### TASK REQUIREMENTS
- 1) In the APAR error description, how long is the linger timeout that the newly elected cluster manager waits for in the CCR?
- 2) Continue the APAR error description from where it stops.

==== GIVEN PASSAGE

APAR status
Closed as program error.
Error description
Under rare circumstances all quorum nodes could be expelled in case the current cluster manager is expelled due to an error on network level on the current cluster manager node, which results in a cluster wide quorum loss. This applies only in the case RDMA has been activated and all GPFS RPCs are going over RDMA (verbsPorts,verbsRdma and verbsRdmaSend must be set). The current cluster manager will be expelled due to the network error (as expected) and the new elected cluster manager cannot make progress during its following group protocol, because it waits for a 10 seconds linger timeout down in the CCR, when a cached socket connection to the former cluster manager gets closed. This way all quorum nodes will be expelled.

========
==== COLLECTED DATA

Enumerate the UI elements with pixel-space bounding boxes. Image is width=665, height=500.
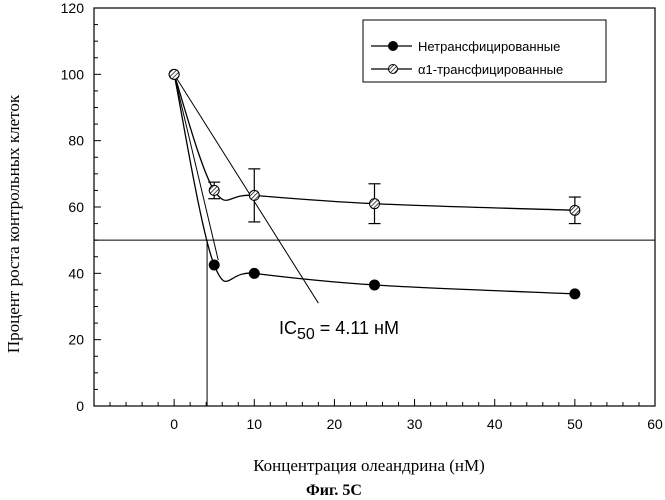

========

### PER-TASK OUTPUTS
- 1) 10 seconds.

- 2)
Local fix
Problem summary
Under rare circumstances all quorum nodes could be expelled in case the current cluster manager is expelled due to an error on network level on the current cluster manager node, which results in a cluster wide quorum loss. This applies only in the case RDMA has been activated and all GPFS RPCs are going over RDMA (verbsPorts,verbsRdma and verbsRdmaSend must be set). The current cluster manager will be expelled due to the network error (as expected) and the new elected cluster manager cannot make progress during its following group protocol, because it waits for a 10 seconds linger timeout down in the CCR, when a cached socket connection to the former cluster manager gets closed. This way all quorum nodes will be expelled.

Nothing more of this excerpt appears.